# What this task involves
Take every line from the material that has the word "bracket" in it.

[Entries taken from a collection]
<<<<

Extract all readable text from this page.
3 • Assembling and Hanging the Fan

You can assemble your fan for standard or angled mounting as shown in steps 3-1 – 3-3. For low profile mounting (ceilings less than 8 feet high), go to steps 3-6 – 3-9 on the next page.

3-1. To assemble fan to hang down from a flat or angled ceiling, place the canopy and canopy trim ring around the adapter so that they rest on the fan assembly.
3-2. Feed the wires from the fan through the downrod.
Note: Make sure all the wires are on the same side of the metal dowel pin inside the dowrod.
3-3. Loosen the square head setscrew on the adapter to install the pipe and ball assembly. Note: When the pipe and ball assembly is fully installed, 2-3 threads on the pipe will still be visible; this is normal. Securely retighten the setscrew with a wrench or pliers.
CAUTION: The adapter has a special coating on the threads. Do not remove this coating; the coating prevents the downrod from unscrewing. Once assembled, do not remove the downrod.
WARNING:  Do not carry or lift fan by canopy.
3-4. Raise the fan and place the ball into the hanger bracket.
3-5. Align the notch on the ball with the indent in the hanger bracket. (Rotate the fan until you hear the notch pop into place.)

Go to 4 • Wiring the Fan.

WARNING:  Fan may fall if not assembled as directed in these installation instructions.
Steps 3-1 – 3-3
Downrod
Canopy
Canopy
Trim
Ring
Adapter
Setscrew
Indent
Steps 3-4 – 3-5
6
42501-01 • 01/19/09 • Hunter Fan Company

>>>>
<<<<

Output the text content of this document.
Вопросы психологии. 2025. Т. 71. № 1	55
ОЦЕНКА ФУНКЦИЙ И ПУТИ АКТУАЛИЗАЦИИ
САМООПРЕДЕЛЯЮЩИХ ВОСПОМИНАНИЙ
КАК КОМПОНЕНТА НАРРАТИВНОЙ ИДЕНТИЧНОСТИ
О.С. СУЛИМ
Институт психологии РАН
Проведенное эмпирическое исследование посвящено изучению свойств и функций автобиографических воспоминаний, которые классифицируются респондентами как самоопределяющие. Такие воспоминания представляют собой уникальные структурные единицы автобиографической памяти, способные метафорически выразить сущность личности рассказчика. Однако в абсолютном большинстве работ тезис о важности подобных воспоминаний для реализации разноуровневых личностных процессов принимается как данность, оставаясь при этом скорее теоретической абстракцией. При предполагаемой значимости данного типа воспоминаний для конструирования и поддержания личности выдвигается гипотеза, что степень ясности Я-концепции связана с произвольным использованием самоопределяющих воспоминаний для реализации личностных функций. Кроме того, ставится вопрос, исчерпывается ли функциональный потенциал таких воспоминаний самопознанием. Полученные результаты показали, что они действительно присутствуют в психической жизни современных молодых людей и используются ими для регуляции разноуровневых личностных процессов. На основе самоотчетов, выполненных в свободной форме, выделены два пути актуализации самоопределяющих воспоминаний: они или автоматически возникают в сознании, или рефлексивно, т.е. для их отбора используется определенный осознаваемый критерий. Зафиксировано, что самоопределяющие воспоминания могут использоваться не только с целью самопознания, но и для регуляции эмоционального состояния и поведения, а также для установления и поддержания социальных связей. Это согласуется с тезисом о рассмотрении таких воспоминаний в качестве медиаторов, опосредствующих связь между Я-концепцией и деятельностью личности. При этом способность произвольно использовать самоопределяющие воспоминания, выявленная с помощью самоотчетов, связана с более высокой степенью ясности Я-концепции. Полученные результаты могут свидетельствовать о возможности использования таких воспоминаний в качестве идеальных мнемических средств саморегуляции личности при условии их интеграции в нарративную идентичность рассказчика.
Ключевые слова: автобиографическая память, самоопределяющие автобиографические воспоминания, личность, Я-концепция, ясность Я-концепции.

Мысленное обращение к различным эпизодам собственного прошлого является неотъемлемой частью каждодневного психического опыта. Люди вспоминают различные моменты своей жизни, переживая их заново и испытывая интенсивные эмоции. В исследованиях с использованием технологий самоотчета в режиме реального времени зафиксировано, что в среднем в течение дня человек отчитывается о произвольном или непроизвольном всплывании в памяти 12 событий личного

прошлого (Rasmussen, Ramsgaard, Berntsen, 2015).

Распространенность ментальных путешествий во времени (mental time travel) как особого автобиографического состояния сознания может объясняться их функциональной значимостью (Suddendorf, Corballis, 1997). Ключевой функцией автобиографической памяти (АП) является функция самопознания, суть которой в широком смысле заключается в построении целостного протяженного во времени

>>>>

# Exercise response
3-4. Raise the fan and place the ball into the hanger bracket.
3-5. Align the notch on the ball with the indent in the hanger bracket. (Rotate the fan until you hear the notch pop into place.)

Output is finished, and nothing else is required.